• [Text section]
--- START ---

The A B C of Ultraviolet

The sun emits many different types of rays. Luckily the stratosphere and ozone filter out shorter rays. If ozone didn’t filter out ultraviolet C, for example, we would not be here, as it destroys DNA. Ultraviolet A and B are of particular concern, although others such as infrared are increasingly being implicated in skin damage too.

UVB rays are shorter than UVA, and they are the ones which cause most damage, although both are harmful. UVB rays penetrate the epidermis and are known as the rays which cause burning. They oxidise the fats in the cell membranes, ruining their barrier function. Some UVB rays manage to get further into the epidermis, causing sunburn which is effectively oxidative damage to the DNA and other proteins. The redness and inflammation caused by sunburn are a result of the oxidation and the dilation of blood vessels as the skin attempts to protect and repair itself. This goes on long after the initial sun exposure and the cascade of oxidants sets the scene for potentially cancerous cell changes later on.

--- END ---

• [Problems and tasks]
#1 Could you rewrite the ultraviolet text from "The A B C of" to "skin damage too.", substituting "upper atmosphere" for "stratosphere"?
#2 Which types of rays from the sun are named in the ultraviolet text?
#3 How would the text on ultraviolet rays go on? Write the next part, picking up after its last sentence.

• [Provided data]
--- START ---

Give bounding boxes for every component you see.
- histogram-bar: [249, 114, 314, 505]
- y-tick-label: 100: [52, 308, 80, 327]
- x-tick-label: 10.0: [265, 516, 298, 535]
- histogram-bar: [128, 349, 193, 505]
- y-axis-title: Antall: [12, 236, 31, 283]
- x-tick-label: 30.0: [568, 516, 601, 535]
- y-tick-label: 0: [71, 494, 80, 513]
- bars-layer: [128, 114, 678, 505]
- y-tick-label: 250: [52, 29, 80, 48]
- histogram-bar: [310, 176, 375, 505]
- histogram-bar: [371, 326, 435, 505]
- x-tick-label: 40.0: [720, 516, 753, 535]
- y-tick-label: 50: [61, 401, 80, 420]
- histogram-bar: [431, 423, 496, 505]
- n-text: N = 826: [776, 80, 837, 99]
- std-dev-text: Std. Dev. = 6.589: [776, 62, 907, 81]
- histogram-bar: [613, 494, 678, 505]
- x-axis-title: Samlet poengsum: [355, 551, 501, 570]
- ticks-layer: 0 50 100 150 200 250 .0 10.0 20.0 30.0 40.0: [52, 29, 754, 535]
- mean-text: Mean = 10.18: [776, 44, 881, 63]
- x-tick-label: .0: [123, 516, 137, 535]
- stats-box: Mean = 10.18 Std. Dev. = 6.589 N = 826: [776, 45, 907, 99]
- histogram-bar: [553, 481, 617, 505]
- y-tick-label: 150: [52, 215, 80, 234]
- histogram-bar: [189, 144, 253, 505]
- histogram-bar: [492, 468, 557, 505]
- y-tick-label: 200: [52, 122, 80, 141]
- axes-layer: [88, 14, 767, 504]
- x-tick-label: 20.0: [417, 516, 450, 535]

--- END ---

• [Your responses]
#1
The A B C of Ultraviolet

The sun emits many different types of rays. Luckily the upper atmosphere and ozone filter out shorter rays. If ozone didn’t filter out ultraviolet C, for example, we would not be here, as it destroys DNA. Ultraviolet A and B are of particular concern, although others such as infrared are increasingly being implicated in skin damage too.

#2 Ultraviolet C, ultraviolet A, ultraviolet B, and infrared.

#3
UVA rays cause oxidative damage to cells and the connective tissue in the dermis, which leads to burning and ageing. Initially believed to be less harmful than UVB, it is now known that UVA rays can penetrate further into the skin, into the dermis, where they damage collagen and elastin. With these two important connective tissues destroyed, it is not difficult to see the link between UVA exposure and ageing. UVA rays are, in a way, more insidious because they get through the skin even on a cloudy day and through glass, unlike UVB which can only reach the surface of the earth when the sun is high in the sky.

All the different rays aside, the bottom line is that UV light damages our cells on a molecular level: it interferes with their ability to make proteins and reproduce properly, speeds up the replication of damaged cells, hardens the collagen and elastin which normally keep our skin strong and elastic, breaks down the important fats in the cell membrane and ultimately creates a dry, rapidly ageing skin which is even more susceptible to further damage.

These effects have worsened in recent years because the amount of UV light reaching the earth’s surface ......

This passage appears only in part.